Dataset excerpt:
****************************************

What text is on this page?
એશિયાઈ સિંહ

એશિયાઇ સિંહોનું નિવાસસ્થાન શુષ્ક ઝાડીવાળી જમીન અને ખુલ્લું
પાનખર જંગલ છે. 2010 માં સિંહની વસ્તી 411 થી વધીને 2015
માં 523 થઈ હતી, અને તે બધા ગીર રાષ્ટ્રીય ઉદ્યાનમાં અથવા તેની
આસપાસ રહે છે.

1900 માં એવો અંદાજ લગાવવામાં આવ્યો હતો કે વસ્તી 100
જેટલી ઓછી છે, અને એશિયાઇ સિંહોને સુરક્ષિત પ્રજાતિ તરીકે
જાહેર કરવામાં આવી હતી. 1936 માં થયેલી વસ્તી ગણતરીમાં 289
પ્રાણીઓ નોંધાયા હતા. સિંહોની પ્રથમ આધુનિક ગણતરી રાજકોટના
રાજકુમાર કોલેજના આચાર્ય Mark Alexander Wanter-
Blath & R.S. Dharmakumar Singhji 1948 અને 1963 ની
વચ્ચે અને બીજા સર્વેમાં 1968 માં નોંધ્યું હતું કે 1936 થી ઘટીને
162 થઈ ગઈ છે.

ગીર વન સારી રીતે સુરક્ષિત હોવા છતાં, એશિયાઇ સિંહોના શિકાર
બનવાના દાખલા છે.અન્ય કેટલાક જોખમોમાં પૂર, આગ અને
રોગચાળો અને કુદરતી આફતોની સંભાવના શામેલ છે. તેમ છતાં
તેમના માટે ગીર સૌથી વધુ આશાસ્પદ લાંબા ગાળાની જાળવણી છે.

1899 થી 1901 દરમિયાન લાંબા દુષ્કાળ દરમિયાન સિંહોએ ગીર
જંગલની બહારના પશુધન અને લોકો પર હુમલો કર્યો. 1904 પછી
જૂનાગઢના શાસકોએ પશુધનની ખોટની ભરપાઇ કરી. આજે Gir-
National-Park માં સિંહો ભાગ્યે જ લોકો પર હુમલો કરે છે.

****************************************

*Task directions:*
Extract each line from the listing above, please, and repeat it exactly.

*Task output:*
What text is on this page?
એશિયાઈ સિંહ

એશિયાઇ સિંહોનું નિવાસસ્થાન શુષ્ક ઝાડીવાળી જમીન અને ખુલ્લું
પાનખર જંગલ છે. 2010 માં સિંહની વસ્તી 411 થી વધીને 2015
માં 523 થઈ હતી, અને તે બધા ગીર રાષ્ટ્રીય ઉદ્યાનમાં અથવા તેની
આસપાસ રહે છે.

1900 માં એવો અંદાજ લગાવવામાં આવ્યો હતો કે વસ્તી 100
જેટલી ઓછી છે, અને એશિયાઇ સિંહોને સુરક્ષિત પ્રજાતિ તરીકે
જાહેર કરવામાં આવી હતી. 1936 માં થયેલી વસ્તી ગણતરીમાં 289
પ્રાણીઓ નોંધાયા હતા. સિંહોની પ્રથમ આધુનિક ગણતરી રાજકોટના
રાજકુમાર કોલેજના આચાર્ય Mark Alexander Wanter-
Blath & R.S. Dharmakumar Singhji 1948 અને 1963 ની
વચ્ચે અને બીજા સર્વેમાં 1968 માં નોંધ્યું હતું કે 1936 થી ઘટીને
162 થઈ ગઈ છે.

ગીર વન સારી રીતે સુરક્ષિત હોવા છતાં, એશિયાઇ સિંહોના શિકાર
બનવાના દાખલા છે.અન્ય કેટલાક જોખમોમાં પૂર, આગ અને
રોગચાળો અને કુદરતી આફતોની સંભાવના શામેલ છે. તેમ છતાં
તેમના માટે ગીર સૌથી વધુ આશાસ્પદ લાંબા ગાળાની જાળવણી છે.

1899 થી 1901 દરમિયાન લાંબા દુષ્કાળ દરમિયાન સિંહોએ ગીર
જંગલની બહારના પશુધન અને લોકો પર હુમલો કર્યો. 1904 પછી
જૂનાગઢના શાસકોએ પશુધનની ખોટની ભરપાઇ કરી. આજે Gir-
National-Park માં સિંહો ભાગ્યે જ લોકો પર હુમલો કરે છે.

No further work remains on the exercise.